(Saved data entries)
====

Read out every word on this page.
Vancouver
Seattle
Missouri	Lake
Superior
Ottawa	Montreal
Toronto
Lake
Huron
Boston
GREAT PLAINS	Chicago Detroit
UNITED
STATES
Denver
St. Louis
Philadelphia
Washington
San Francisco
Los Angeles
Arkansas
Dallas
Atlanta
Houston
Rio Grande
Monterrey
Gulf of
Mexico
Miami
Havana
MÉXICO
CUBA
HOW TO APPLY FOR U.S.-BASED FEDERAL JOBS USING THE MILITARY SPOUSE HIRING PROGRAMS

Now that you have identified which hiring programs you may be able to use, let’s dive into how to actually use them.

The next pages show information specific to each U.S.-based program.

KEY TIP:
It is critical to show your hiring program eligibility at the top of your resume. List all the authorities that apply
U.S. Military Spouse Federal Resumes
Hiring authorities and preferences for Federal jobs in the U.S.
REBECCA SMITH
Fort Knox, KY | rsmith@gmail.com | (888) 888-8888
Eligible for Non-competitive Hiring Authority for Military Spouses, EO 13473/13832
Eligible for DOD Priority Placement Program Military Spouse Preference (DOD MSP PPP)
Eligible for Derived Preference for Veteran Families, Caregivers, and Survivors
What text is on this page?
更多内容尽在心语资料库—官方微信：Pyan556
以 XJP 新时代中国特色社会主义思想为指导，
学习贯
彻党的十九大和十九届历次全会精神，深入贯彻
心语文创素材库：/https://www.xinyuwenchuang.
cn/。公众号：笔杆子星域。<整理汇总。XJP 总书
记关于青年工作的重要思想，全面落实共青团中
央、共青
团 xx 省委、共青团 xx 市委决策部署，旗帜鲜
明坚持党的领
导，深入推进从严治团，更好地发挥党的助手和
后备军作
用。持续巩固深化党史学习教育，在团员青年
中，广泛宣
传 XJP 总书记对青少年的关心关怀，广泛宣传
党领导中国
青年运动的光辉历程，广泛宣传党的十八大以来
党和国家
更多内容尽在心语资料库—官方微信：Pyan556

====

## GOAL
Every line above needs to be retyped exactly.

## TASK RESULT
Read out every word on this page.
Vancouver
Seattle
Missouri	Lake
Superior
Ottawa	Montreal
Toronto
Lake
Huron
Boston
GREAT PLAINS	Chicago Detroit
UNITED
STATES
Denver
St. Louis
Philadelphia
Washington
San Francisco
Los Angeles
Arkansas
Dallas
Atlanta
Houston
Rio Grande
Monterrey
Gulf of
Mexico
Miami
Havana
MÉXICO
CUBA
HOW TO APPLY FOR U.S.-BASED FEDERAL JOBS USING THE MILITARY SPOUSE HIRING PROGRAMS

Now that you have identified which hiring programs you may be able to use, let’s dive into how to actually use them.

The next pages show information specific to each U.S.-based program.

KEY TIP:
It is critical to show your hiring program eligibility at the top of your resume. List all the authorities that apply
U.S. Military Spouse Federal Resumes
Hiring authorities and preferences for Federal jobs in the U.S.
REBECCA SMITH
Fort Knox, KY | rsmith@gmail.com | (888) 888-8888
Eligible for Non-competitive Hiring Authority for Military Spouses, EO 13473/13832
Eligible for DOD Priority Placement Program Military Spouse Preference (DOD MSP PPP)
Eligible for Derived Preference for Veteran Families, Caregivers, and Survivors
What text is on this page?
更多内容尽在心语资料库—官方微信：Pyan556
以 XJP 新时代中国特色社会主义思想为指导，
学习贯
彻党的十九大和十九届历次全会精神，深入贯彻
心语文创素材库：/https://www.xinyuwenchuang.
cn/。公众号：笔杆子星域。<整理汇总。XJP 总书
记关于青年工作的重要思想，全面落实共青团中
央、共青
团 xx 省委、共青团 xx 市委决策部署，旗帜鲜
明坚持党的领
导，深入推进从严治团，更好地发挥党的助手和
后备军作
用。持续巩固深化党史学习教育，在团员青年
中，广泛宣
传 XJP 总书记对青少年的关心关怀，广泛宣传
党领导中国
青年运动的光辉历程，广泛宣传党的十八大以来
党和国家
更多内容尽在心语资料库—官方微信：Pyan556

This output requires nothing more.